Raw records
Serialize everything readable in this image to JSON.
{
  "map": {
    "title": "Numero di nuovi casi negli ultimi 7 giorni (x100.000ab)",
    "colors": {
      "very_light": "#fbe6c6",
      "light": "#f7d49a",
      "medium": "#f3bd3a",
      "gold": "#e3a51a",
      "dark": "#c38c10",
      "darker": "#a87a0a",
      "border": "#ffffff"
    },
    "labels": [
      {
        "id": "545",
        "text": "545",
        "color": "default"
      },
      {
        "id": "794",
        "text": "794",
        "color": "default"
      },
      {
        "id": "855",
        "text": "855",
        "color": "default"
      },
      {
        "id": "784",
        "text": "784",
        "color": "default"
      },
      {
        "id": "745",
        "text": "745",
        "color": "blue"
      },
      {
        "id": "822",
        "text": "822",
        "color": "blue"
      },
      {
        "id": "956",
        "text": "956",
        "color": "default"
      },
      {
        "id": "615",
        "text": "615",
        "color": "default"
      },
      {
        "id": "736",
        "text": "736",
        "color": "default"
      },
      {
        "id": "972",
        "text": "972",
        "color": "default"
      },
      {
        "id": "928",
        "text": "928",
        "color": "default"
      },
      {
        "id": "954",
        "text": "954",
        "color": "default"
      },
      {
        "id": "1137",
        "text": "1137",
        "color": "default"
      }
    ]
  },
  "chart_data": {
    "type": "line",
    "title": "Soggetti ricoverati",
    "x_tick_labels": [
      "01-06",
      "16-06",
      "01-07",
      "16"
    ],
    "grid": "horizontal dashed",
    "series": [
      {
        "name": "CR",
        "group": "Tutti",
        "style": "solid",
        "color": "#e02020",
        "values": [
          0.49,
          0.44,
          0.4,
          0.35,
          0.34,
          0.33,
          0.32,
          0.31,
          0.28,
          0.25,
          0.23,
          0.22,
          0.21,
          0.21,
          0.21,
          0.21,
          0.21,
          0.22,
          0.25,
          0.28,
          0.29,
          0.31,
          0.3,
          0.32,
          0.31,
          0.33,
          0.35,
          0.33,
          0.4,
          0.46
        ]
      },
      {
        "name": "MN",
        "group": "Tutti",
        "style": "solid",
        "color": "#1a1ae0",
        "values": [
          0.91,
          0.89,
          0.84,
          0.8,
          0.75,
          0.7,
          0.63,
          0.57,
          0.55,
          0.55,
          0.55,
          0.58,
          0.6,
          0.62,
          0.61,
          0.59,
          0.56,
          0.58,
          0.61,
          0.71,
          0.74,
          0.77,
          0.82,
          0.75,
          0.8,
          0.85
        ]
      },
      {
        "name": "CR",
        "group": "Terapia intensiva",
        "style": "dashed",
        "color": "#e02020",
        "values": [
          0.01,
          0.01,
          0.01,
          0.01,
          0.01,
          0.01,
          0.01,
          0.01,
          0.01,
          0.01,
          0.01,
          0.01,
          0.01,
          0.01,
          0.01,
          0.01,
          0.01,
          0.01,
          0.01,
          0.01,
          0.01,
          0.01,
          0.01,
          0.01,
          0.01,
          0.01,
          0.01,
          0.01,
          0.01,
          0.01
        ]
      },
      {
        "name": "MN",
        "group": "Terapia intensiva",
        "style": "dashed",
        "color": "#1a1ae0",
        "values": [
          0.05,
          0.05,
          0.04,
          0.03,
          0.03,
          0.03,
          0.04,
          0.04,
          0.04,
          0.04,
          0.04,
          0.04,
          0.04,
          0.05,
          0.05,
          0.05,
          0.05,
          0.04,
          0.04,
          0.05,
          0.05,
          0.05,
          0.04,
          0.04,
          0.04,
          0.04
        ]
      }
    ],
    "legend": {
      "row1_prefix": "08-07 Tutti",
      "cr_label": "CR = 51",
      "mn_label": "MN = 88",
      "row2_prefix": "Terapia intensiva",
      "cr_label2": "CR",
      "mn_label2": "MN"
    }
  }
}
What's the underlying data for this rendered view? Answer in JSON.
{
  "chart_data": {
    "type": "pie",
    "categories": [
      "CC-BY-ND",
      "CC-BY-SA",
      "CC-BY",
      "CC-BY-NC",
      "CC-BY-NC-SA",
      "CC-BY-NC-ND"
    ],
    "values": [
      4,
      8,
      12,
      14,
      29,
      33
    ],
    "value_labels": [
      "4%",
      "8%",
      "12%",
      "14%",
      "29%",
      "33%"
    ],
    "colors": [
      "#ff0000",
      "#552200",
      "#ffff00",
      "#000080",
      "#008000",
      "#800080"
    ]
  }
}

Set task
Repeat precisely the lines of the data starting at the one containing "What's the underlying", last line included.

The completed task
What's the underlying data for this rendered view? Answer in JSON.
{
  "chart_data": {
    "type": "pie",
    "categories": [
      "CC-BY-ND",
      "CC-BY-SA",
      "CC-BY",
      "CC-BY-NC",
      "CC-BY-NC-SA",
      "CC-BY-NC-ND"
    ],
    "values": [
      4,
      8,
      12,
      14,
      29,
      33
    ],
    "value_labels": [
      "4%",
      "8%",
      "12%",
      "14%",
      "29%",
      "33%"
    ],
    "colors": [
      "#ff0000",
      "#552200",
      "#ffff00",
      "#000080",
      "#008000",
      "#800080"
    ]
  }
}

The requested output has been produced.